# TASK DESCRIPTION
Copy from the Troy Davis editorial, word for word, the part that begins with the words "Affidavits collected by" and ends with "even former presidents.".

───── DOCUMENT ─────

Affidavits collected by Amnesty International paint a picture of a group of witnesses bullied, intimidated, and harassed by the Georgia state police into pinpointing Davis as the murderer. “The truth is that Troy never confessed to me or talked to me about the shooting of the police officer. I made up the confession from information I had heard on T.V. and from other inmates about the crimes,” said witness Kevin McQueen. “I told them I didn’t know anything about who shot the officer, but they kept questioning me. I was real young at that time and here they were questioning me about the murder of a police officer like I was in trouble or something,” said Monty Holmes. Besides former witnesses, proponents of staying Davis’s execution included former jurors and even former presidents.
While hundreds of others people are sentenced to death each year in the United States, this case drew attention because of the flimsiness of the evidence against Davis. It is as likely as not that, last week, America executed yet another innocent man. Regardless of Davis’s innocence or guilt, however, the fact that doubt and unease will always cloud our memory of the case is an indictment of a legal system that purports to protect the unalienable rights of man, which include the right to life. That Troy Davis isn’t even the first man put to death in the United States who may not even be guilty of the crime for which he was convicted—the name Cameron Todd Willingham should come to mind—only amplifies that indictment. If there is ever any doubt about the innocence of a person, it should go without saying that he or she should not be executed. However, it is clear that the justice system in certain states, such as Georgia, cannot be trusted to obey this maxim. Our courts are far from perfect, but the lack of faith in the American legal system that inevitably results from the execution of a dubiously guilty man whose guilt remains unproven is, in our view, the real tragedy here.
In the end, the outcry against the case, in this country at least, represented the larger struggles with racism against African-Americans still inherent in the American court system. As cited by a Pew Charitable Trust report, one in 12 black males between the ages of 18 and 64 are in prison, while one in 86 white males in the same range is. Around one in three black males can expect to be incarcerated at some point in their lives. The disparity between the rates of incarceration of men of different races, no matter what other structural or social factors are thrown into the mix, points to systemic injustice. Troy Davis may have received an unfair punishment, but, on top of everything else, these everyday indignities now demand our attention. The Harvard College Black Men’s Forum has issued an open letter in response to Davis’s execution, and we echo its call for justice.

───── DATA ENTRIES ─────

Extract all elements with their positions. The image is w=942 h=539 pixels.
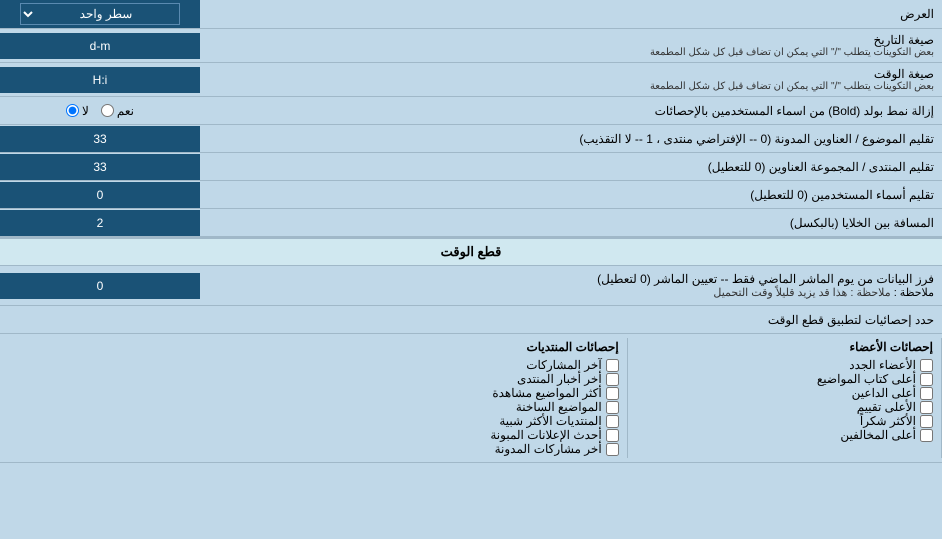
cb-blog-posts-input[interactable]	[606, 443, 619, 456]
cb-hot-topics[interactable]: المواضيع الساخنة	[321, 400, 618, 414]
time-format-input[interactable]	[6, 70, 194, 90]
username-trim-row: تقليم أسماء المستخدمين (0 للتعطيل)	[0, 181, 942, 209]
cb-latest-posts-input[interactable]	[606, 359, 619, 372]
cb-latest-posts[interactable]: آخر المشاركات	[321, 358, 618, 372]
topic-titles-input-container[interactable]	[0, 126, 200, 152]
cb-top-writers[interactable]: أعلى كتاب المواضيع	[636, 372, 933, 386]
display-mode-select[interactable]: سطر واحد متعدد الأسطر	[20, 3, 180, 25]
bold-no-label: لا	[82, 104, 89, 118]
topic-titles-input[interactable]	[6, 129, 194, 149]
cb-most-viewed[interactable]: أكثر المواضيع مشاهدة	[321, 386, 618, 400]
cb-most-thanks[interactable]: الأكثر شكراً	[636, 414, 933, 428]
username-trim-input[interactable]	[6, 185, 194, 205]
col-members: إحصائات الأعضاء الأعضاء الجدد أعلى كتاب …	[628, 338, 942, 458]
cb-top-inviters[interactable]: أعلى الداعين	[636, 386, 933, 400]
cell-spacing-row: المسافة بين الخلايا (بالبكسل)	[0, 209, 942, 237]
forum-titles-row: تقليم المنتدى / المجموعة العناوين (0 للت…	[0, 153, 942, 181]
forum-titles-input-container[interactable]	[0, 154, 200, 180]
username-trim-label: تقليم أسماء المستخدمين (0 للتعطيل)	[200, 184, 942, 206]
cb-similar-forums[interactable]: المنتديات الأكثر شبية	[321, 414, 618, 428]
cb-top-violators-input[interactable]	[920, 429, 933, 442]
cell-spacing-label: المسافة بين الخلايا (بالبكسل)	[200, 212, 942, 234]
main-container: العرض سطر واحد متعدد الأسطر صيغة التاريخ…	[0, 0, 942, 463]
date-format-row: صيغة التاريخ بعض التكوينات يتطلب "/" الت…	[0, 29, 942, 63]
apply-cutoff-header-row: حدد إحصائيات لتطبيق قطع الوقت	[0, 306, 942, 334]
cb-new-members-input[interactable]	[920, 359, 933, 372]
cb-hot-topics-input[interactable]	[606, 401, 619, 414]
cb-most-viewed-input[interactable]	[606, 387, 619, 400]
cb-top-writers-input[interactable]	[920, 373, 933, 386]
cutoff-label: فرز البيانات من يوم الماشر الماضي فقط --…	[200, 268, 942, 303]
date-format-label: صيغة التاريخ بعض التكوينات يتطلب "/" الت…	[200, 29, 942, 62]
col-members-header: إحصائات الأعضاء	[636, 340, 933, 354]
cb-top-rated[interactable]: الأعلى تقييم	[636, 400, 933, 414]
date-format-input[interactable]	[6, 36, 194, 56]
forum-titles-input[interactable]	[6, 157, 194, 177]
cb-new-members[interactable]: الأعضاء الجدد	[636, 358, 933, 372]
cb-top-rated-input[interactable]	[920, 401, 933, 414]
bold-no-option[interactable]: لا	[66, 104, 89, 118]
time-format-input-container[interactable]	[0, 67, 200, 93]
bold-yes-label: نعم	[117, 104, 134, 118]
bold-remove-options: نعم لا	[0, 101, 200, 121]
cb-similar-forums-input[interactable]	[606, 415, 619, 428]
display-mode-row: العرض سطر واحد متعدد الأسطر	[0, 0, 942, 29]
checkbox-columns: إحصائات الأعضاء الأعضاء الجدد أعلى كتاب …	[0, 334, 942, 462]
cell-spacing-input-container[interactable]	[0, 210, 200, 236]
cb-blog-posts[interactable]: أخر مشاركات المدونة	[321, 442, 618, 456]
username-trim-input-container[interactable]	[0, 182, 200, 208]
cutoff-row: فرز البيانات من يوم الماشر الماضي فقط --…	[0, 266, 942, 306]
cb-latest-announcements[interactable]: أحدث الإعلانات المبونة	[321, 428, 618, 442]
cutoff-section-header: قطع الوقت	[0, 237, 942, 266]
bold-no-radio[interactable]	[66, 104, 79, 117]
cutoff-note: ملاحظة : ملاحظة : هذا قد يزيد قليلاً وقت…	[208, 286, 934, 299]
apply-cutoff-label: حدد إحصائيات لتطبيق قطع الوقت	[0, 309, 942, 331]
time-format-label: صيغة الوقت بعض التكوينات يتطلب "/" التي …	[200, 63, 942, 96]
display-mode-input[interactable]: سطر واحد متعدد الأسطر	[0, 0, 200, 28]
bold-yes-option[interactable]: نعم	[101, 104, 134, 118]
forum-titles-label: تقليم المنتدى / المجموعة العناوين (0 للت…	[200, 156, 942, 178]
bold-remove-row: إزالة نمط بولد (Bold) من اسماء المستخدمي…	[0, 97, 942, 125]
col-forums: إحصائات المنتديات آخر المشاركات أخر أخبا…	[313, 338, 627, 458]
topic-titles-row: تقليم الموضوع / العناوين المدونة (0 -- ا…	[0, 125, 942, 153]
display-mode-label: العرض	[200, 3, 942, 25]
cb-forum-news[interactable]: أخر أخبار المنتدى	[321, 372, 618, 386]
cb-latest-announcements-input[interactable]	[606, 429, 619, 442]
topic-titles-label: تقليم الموضوع / العناوين المدونة (0 -- ا…	[200, 128, 942, 150]
time-format-row: صيغة الوقت بعض التكوينات يتطلب "/" التي …	[0, 63, 942, 97]
cb-forum-news-input[interactable]	[606, 373, 619, 386]
cb-top-inviters-input[interactable]	[920, 387, 933, 400]
date-format-input-container[interactable]	[0, 33, 200, 59]
bold-yes-radio[interactable]	[101, 104, 114, 117]
bold-remove-label: إزالة نمط بولد (Bold) من اسماء المستخدمي…	[200, 100, 942, 122]
col-forums-header: إحصائات المنتديات	[321, 340, 618, 354]
cb-most-thanks-input[interactable]	[920, 415, 933, 428]
cell-spacing-input[interactable]	[6, 213, 194, 233]
cutoff-input-container[interactable]	[0, 273, 200, 299]
col-empty	[0, 338, 313, 458]
apply-cutoff-section: حدد إحصائيات لتطبيق قطع الوقت إحصائات ال…	[0, 306, 942, 463]
cutoff-input[interactable]	[6, 276, 194, 296]
cb-top-violators[interactable]: أعلى المخالفين	[636, 428, 933, 442]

─────

# CORRECT ANSWER
Affidavits collected by Amnesty International paint a picture of a group of witnesses bullied, intimidated, and harassed by the Georgia state police into pinpointing Davis as the murderer. “The truth is that Troy never confessed to me or talked to me about the shooting of the police officer. I made up the confession from information I had heard on T.V. and from other inmates about the crimes,” said witness Kevin McQueen. “I told them I didn’t know anything about who shot the officer, but they kept questioning me. I was real young at that time and here they were questioning me about the murder of a police officer like I was in trouble or something,” said Monty Holmes. Besides former witnesses, proponents of staying Davis’s execution included former jurors and even former presidents.